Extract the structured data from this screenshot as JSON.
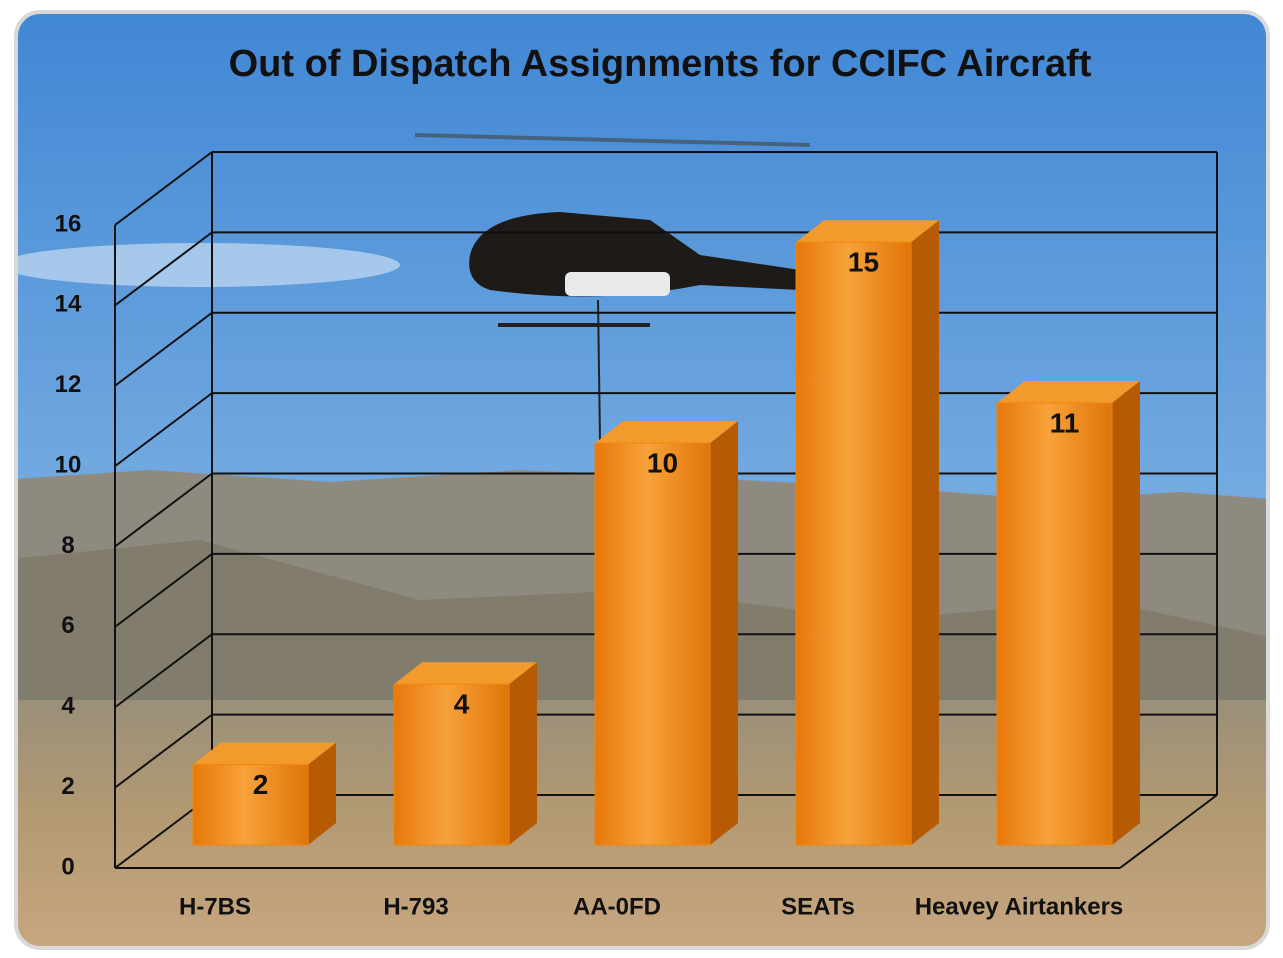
{
  "chart_data": {
    "type": "bar3d",
    "title": "Out of Dispatch Assignments for CCIFC Aircraft",
    "categories": [
      "H-7BS",
      "H-793",
      "AA-0FD",
      "SEATs",
      "Heavey Airtankers"
    ],
    "values": [
      2,
      4,
      10,
      15,
      11
    ],
    "color": "#f0860c",
    "ylim": [
      0,
      16
    ],
    "yticks": [
      0,
      2,
      4,
      6,
      8,
      10,
      12,
      14,
      16
    ],
    "grid": true
  }
}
■ ■ ■ ■ ■ ■ ■
Transcribe the records above exactly, omitting every picture they contain.

Extract the structured data from this screenshot as JSON.
{
  "chart_data": {
    "type": "bar3d",
    "title": "Out of Dispatch Assignments for CCIFC Aircraft",
    "categories": [
      "H-7BS",
      "H-793",
      "AA-0FD",
      "SEATs",
      "Heavey Airtankers"
    ],
    "values": [
      2,
      4,
      10,
      15,
      11
    ],
    "color": "#f0860c",
    "ylim": [
      0,
      16
    ],
    "yticks": [
      0,
      2,
      4,
      6,
      8,
      10,
      12,
      14,
      16
    ],
    "grid": true
  }
}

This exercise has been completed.